GIVEN INSTRUCTION: Among the entries that follow, tally the lines with the string "xlabel". Give no more than the number.

INPUT MATERIAL:

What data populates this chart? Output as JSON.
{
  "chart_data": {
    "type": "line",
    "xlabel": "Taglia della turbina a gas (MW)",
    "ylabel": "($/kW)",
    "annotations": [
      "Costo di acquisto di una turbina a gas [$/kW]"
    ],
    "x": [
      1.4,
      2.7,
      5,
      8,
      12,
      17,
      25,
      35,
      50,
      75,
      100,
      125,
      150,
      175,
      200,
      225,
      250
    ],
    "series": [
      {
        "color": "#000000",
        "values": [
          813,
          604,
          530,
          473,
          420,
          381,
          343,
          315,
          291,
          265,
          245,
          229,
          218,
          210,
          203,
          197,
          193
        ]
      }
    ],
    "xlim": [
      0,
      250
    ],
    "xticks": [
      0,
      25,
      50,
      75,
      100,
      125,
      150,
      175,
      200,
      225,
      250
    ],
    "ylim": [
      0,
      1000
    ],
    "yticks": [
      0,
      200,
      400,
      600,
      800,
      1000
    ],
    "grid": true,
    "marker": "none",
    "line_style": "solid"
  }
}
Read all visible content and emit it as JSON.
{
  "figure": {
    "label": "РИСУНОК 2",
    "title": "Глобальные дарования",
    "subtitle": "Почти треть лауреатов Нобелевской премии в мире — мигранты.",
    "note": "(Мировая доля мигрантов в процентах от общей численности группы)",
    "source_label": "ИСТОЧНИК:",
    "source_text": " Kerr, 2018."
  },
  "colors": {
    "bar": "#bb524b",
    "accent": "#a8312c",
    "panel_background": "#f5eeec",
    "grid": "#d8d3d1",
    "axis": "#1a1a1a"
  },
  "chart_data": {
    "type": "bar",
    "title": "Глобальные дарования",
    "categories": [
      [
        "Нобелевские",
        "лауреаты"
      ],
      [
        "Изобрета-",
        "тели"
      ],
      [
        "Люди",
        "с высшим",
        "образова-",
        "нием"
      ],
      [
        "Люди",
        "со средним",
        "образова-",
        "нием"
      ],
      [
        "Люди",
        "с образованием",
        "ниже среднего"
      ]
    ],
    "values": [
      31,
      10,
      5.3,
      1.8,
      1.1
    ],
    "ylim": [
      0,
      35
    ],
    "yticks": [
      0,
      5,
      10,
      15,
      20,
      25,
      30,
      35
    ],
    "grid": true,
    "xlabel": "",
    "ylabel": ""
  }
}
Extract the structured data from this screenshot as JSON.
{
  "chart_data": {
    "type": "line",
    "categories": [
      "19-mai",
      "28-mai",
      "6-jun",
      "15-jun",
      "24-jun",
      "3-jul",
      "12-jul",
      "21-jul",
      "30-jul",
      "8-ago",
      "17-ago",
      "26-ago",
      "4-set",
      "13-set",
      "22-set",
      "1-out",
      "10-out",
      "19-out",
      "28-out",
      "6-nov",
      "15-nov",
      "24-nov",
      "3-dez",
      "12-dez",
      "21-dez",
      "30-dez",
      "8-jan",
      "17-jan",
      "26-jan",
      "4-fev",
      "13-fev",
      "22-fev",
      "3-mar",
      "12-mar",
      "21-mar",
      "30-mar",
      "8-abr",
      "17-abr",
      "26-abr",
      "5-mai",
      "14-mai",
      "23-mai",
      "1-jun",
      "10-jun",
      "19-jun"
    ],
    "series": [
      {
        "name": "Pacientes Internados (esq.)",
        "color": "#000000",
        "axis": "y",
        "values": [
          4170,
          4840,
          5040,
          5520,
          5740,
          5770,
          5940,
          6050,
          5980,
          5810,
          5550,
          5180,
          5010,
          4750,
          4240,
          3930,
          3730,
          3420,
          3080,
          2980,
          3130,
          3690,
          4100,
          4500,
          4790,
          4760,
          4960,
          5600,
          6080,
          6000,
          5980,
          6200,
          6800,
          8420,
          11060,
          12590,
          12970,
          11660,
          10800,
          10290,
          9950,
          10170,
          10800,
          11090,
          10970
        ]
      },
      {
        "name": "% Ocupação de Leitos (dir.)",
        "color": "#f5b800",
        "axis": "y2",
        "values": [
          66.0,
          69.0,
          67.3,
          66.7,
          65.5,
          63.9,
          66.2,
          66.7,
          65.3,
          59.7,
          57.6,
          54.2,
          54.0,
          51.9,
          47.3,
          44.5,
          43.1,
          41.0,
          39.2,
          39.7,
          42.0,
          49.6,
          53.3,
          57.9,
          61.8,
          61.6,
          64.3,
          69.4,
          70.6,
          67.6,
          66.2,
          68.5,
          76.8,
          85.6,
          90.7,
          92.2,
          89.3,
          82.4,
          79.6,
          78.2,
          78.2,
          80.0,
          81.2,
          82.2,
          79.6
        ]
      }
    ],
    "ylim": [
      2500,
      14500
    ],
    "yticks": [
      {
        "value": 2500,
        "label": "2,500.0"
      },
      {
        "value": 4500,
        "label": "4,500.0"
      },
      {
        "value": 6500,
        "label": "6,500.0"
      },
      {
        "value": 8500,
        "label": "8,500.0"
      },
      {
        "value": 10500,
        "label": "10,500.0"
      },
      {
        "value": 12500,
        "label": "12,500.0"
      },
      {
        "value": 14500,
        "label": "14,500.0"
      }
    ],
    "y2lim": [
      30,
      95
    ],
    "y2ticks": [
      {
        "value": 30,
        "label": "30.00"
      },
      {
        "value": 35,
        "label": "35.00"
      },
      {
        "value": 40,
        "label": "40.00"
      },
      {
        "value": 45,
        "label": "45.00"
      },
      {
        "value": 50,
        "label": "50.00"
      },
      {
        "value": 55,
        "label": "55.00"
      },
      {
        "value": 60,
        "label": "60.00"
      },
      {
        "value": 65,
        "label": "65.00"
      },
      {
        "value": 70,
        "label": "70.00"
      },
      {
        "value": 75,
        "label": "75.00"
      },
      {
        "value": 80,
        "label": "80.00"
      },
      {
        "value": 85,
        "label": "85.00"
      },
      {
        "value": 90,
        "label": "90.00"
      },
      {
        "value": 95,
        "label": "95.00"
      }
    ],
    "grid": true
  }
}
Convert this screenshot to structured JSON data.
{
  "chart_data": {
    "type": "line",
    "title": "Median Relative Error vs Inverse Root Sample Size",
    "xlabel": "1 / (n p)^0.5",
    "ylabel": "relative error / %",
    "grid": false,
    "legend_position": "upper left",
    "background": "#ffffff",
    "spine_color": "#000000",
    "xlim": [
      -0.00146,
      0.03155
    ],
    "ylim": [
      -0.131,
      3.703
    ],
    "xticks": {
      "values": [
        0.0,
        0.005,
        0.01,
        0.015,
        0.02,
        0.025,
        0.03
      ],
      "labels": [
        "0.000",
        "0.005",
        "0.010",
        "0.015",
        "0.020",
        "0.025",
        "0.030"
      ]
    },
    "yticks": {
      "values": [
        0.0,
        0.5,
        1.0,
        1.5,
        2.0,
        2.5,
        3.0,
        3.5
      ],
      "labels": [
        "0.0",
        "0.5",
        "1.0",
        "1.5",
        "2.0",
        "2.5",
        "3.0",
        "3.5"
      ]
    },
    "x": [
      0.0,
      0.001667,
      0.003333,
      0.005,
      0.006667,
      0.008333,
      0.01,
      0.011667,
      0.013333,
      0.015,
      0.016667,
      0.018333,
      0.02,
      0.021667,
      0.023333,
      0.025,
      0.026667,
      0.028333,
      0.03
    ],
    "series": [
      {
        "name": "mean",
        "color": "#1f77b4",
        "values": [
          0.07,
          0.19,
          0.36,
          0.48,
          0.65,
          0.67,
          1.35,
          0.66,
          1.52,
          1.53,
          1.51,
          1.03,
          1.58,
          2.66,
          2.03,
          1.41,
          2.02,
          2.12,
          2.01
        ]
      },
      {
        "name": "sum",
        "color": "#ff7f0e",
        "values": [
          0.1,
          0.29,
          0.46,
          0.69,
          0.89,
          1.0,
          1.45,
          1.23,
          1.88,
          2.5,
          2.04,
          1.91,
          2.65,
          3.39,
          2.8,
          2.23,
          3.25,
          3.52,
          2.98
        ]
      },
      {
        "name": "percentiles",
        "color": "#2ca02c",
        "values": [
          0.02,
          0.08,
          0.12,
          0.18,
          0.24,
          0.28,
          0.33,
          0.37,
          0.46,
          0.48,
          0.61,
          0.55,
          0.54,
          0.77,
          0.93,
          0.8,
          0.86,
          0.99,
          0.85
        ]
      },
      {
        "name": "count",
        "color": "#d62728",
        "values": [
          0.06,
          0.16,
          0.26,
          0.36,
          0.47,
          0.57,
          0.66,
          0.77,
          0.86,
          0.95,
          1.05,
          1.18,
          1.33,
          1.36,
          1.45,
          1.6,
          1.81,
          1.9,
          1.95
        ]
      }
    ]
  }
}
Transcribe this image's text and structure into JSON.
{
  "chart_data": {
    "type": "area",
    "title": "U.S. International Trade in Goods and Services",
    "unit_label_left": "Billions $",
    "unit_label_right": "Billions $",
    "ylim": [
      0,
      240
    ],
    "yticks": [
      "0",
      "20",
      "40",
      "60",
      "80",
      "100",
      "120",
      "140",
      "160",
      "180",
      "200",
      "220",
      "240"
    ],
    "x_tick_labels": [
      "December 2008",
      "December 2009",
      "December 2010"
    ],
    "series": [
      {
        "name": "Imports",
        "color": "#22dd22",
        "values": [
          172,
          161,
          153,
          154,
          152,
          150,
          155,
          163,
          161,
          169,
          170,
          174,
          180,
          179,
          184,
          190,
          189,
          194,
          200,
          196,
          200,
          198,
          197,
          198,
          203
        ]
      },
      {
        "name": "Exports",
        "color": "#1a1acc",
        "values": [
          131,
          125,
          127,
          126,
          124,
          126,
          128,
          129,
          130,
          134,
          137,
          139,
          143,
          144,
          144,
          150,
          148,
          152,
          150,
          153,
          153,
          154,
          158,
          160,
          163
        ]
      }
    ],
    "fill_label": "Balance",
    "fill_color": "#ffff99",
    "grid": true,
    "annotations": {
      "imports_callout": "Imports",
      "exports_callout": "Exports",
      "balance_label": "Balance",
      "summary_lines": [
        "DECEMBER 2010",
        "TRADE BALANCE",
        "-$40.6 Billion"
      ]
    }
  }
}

CORRECT RESPONSE: 3